## Given problem
Locate and copy each line in the data that contains the word "Αναζήτηση".

--- START Exercise data ---

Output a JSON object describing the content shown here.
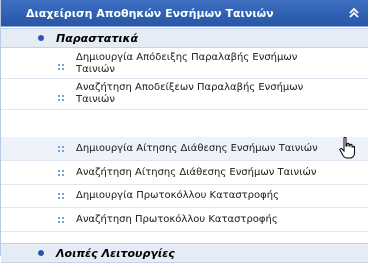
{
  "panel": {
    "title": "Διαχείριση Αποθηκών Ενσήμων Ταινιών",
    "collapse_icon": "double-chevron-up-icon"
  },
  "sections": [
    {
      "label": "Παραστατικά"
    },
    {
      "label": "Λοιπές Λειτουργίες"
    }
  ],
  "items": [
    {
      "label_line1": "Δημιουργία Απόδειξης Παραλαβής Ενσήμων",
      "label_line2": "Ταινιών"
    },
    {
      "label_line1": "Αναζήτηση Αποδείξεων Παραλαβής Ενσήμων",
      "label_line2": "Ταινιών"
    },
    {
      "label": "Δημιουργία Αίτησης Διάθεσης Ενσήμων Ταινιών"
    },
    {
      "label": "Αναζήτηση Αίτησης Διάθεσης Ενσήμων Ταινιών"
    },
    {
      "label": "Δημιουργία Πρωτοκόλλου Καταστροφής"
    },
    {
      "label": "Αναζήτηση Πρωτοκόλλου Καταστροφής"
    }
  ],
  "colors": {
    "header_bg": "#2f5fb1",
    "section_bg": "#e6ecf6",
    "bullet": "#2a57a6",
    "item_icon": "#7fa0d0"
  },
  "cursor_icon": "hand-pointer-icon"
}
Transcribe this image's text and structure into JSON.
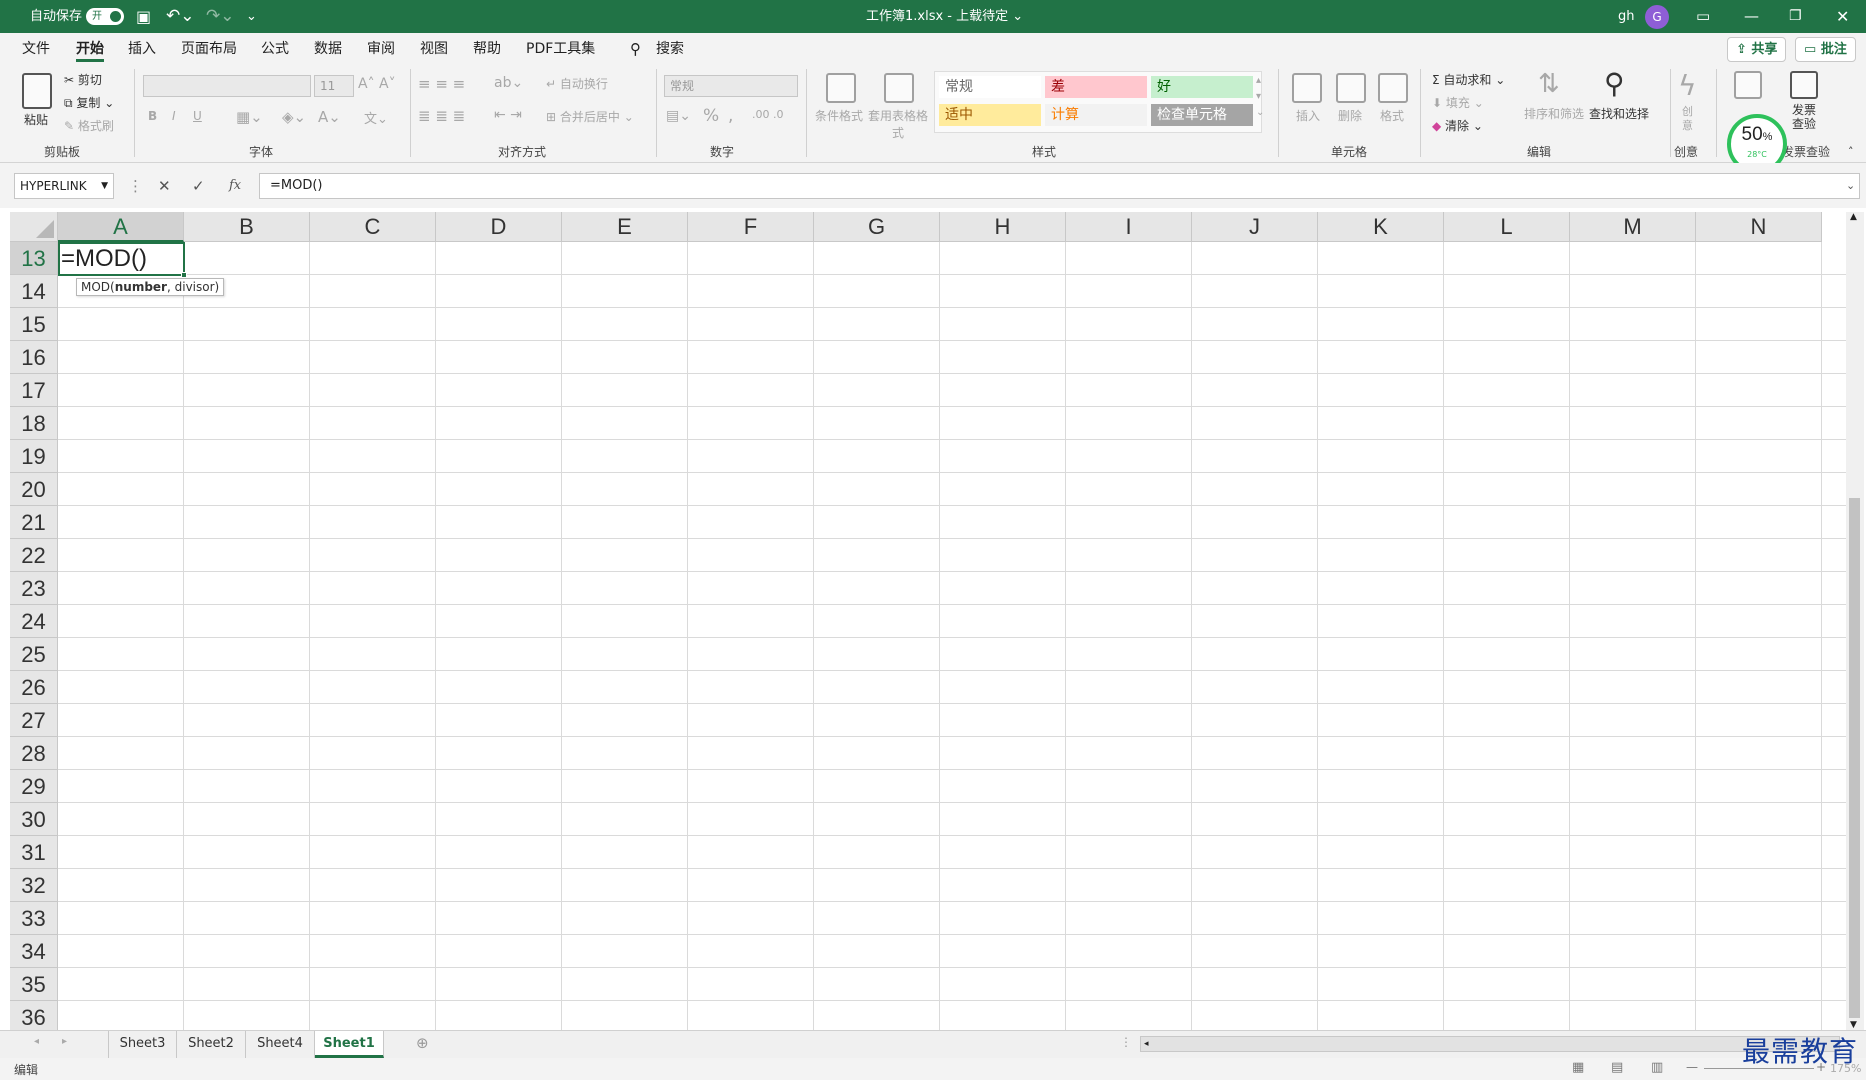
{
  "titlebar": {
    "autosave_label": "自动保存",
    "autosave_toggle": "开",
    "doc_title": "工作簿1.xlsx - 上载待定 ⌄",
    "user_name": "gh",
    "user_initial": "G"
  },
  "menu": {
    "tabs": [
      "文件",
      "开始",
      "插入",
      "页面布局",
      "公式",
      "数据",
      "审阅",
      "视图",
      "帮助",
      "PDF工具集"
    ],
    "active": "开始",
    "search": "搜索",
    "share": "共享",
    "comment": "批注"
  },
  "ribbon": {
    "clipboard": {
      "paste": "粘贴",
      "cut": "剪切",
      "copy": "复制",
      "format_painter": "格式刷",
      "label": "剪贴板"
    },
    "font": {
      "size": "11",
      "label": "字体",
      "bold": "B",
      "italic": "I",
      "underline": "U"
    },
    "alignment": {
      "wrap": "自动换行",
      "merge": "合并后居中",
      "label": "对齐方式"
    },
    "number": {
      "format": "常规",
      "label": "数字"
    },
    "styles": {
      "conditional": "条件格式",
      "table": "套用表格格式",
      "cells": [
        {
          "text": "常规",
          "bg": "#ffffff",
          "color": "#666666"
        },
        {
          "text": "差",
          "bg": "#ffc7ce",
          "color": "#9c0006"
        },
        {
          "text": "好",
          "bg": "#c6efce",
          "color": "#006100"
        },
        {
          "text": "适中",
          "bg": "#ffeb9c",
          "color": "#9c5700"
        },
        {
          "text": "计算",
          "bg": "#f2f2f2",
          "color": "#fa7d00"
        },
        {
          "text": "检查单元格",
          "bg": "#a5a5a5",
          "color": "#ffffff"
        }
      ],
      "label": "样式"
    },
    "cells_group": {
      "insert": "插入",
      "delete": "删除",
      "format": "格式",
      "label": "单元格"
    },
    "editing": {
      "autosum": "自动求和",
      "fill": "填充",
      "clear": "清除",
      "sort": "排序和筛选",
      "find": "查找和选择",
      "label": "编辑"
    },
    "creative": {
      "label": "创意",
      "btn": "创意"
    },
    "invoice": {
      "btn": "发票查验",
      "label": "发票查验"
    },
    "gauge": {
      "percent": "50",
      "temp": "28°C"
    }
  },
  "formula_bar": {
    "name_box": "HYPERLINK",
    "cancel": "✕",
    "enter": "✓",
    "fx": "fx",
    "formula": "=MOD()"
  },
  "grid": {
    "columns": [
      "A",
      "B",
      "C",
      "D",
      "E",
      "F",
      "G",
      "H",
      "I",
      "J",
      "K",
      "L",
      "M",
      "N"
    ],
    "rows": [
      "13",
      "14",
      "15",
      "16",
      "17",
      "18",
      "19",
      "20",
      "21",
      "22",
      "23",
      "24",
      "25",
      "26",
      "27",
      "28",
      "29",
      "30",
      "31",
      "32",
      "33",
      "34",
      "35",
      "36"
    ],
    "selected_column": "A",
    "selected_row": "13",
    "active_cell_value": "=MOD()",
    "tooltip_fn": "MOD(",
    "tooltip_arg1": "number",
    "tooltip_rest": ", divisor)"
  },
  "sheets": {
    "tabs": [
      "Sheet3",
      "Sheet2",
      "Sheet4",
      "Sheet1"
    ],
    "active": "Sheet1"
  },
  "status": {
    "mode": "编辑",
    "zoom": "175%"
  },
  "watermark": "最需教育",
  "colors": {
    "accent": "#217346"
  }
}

--- END Exercise data ---

## Response to the task
      "label_line1": "Αναζήτηση Αποδείξεων Παραλαβής Ενσήμων",
      "label": "Αναζήτηση Αίτησης Διάθεσης Ενσήμων Ταινιών"
      "label": "Αναζήτηση Πρωτοκόλλου Καταστροφής"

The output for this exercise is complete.